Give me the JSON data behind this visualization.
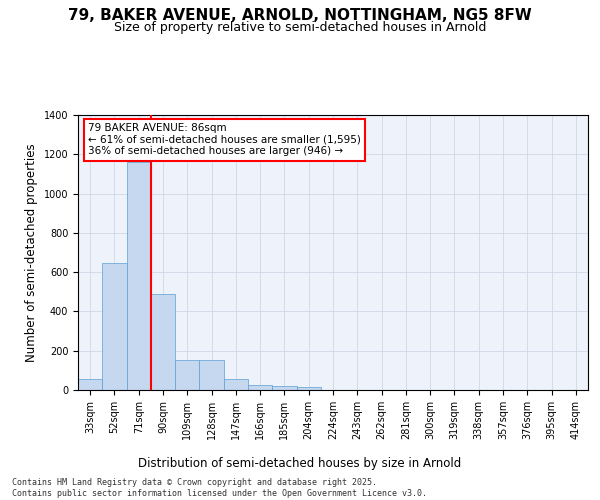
{
  "title_line1": "79, BAKER AVENUE, ARNOLD, NOTTINGHAM, NG5 8FW",
  "title_line2": "Size of property relative to semi-detached houses in Arnold",
  "xlabel": "Distribution of semi-detached houses by size in Arnold",
  "ylabel": "Number of semi-detached properties",
  "categories": [
    "33sqm",
    "52sqm",
    "71sqm",
    "90sqm",
    "109sqm",
    "128sqm",
    "147sqm",
    "166sqm",
    "185sqm",
    "204sqm",
    "224sqm",
    "243sqm",
    "262sqm",
    "281sqm",
    "300sqm",
    "319sqm",
    "338sqm",
    "357sqm",
    "376sqm",
    "395sqm",
    "414sqm"
  ],
  "values": [
    55,
    645,
    1160,
    490,
    155,
    155,
    58,
    28,
    20,
    15,
    0,
    0,
    0,
    0,
    0,
    0,
    0,
    0,
    0,
    0,
    0
  ],
  "bar_color": "#c5d8f0",
  "bar_edge_color": "#5a9fd4",
  "grid_color": "#d0d8e8",
  "background_color": "#eef2fa",
  "vline_color": "red",
  "vline_index": 2.5,
  "annotation_text": "79 BAKER AVENUE: 86sqm\n← 61% of semi-detached houses are smaller (1,595)\n36% of semi-detached houses are larger (946) →",
  "annotation_box_color": "white",
  "annotation_box_edge": "red",
  "ylim": [
    0,
    1400
  ],
  "yticks": [
    0,
    200,
    400,
    600,
    800,
    1000,
    1200,
    1400
  ],
  "footnote": "Contains HM Land Registry data © Crown copyright and database right 2025.\nContains public sector information licensed under the Open Government Licence v3.0.",
  "title_fontsize": 11,
  "subtitle_fontsize": 9,
  "axis_label_fontsize": 8.5,
  "tick_fontsize": 7,
  "annotation_fontsize": 7.5,
  "footnote_fontsize": 6
}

*****

**THE PROBLEM:** Copy out the whole listing exactly, and don't carry over any pictures.

**TASK ANSWER:**
Give me the JSON data behind this visualization.
{
  "title_line1": "79, BAKER AVENUE, ARNOLD, NOTTINGHAM, NG5 8FW",
  "title_line2": "Size of property relative to semi-detached houses in Arnold",
  "xlabel": "Distribution of semi-detached houses by size in Arnold",
  "ylabel": "Number of semi-detached properties",
  "categories": [
    "33sqm",
    "52sqm",
    "71sqm",
    "90sqm",
    "109sqm",
    "128sqm",
    "147sqm",
    "166sqm",
    "185sqm",
    "204sqm",
    "224sqm",
    "243sqm",
    "262sqm",
    "281sqm",
    "300sqm",
    "319sqm",
    "338sqm",
    "357sqm",
    "376sqm",
    "395sqm",
    "414sqm"
  ],
  "values": [
    55,
    645,
    1160,
    490,
    155,
    155,
    58,
    28,
    20,
    15,
    0,
    0,
    0,
    0,
    0,
    0,
    0,
    0,
    0,
    0,
    0
  ],
  "bar_color": "#c5d8f0",
  "bar_edge_color": "#5a9fd4",
  "grid_color": "#d0d8e8",
  "background_color": "#eef2fa",
  "vline_color": "red",
  "vline_index": 2.5,
  "annotation_text": "79 BAKER AVENUE: 86sqm\n← 61% of semi-detached houses are smaller (1,595)\n36% of semi-detached houses are larger (946) →",
  "annotation_box_color": "white",
  "annotation_box_edge": "red",
  "ylim": [
    0,
    1400
  ],
  "yticks": [
    0,
    200,
    400,
    600,
    800,
    1000,
    1200,
    1400
  ],
  "footnote": "Contains HM Land Registry data © Crown copyright and database right 2025.\nContains public sector information licensed under the Open Government Licence v3.0.",
  "title_fontsize": 11,
  "subtitle_fontsize": 9,
  "axis_label_fontsize": 8.5,
  "tick_fontsize": 7,
  "annotation_fontsize": 7.5,
  "footnote_fontsize": 6
}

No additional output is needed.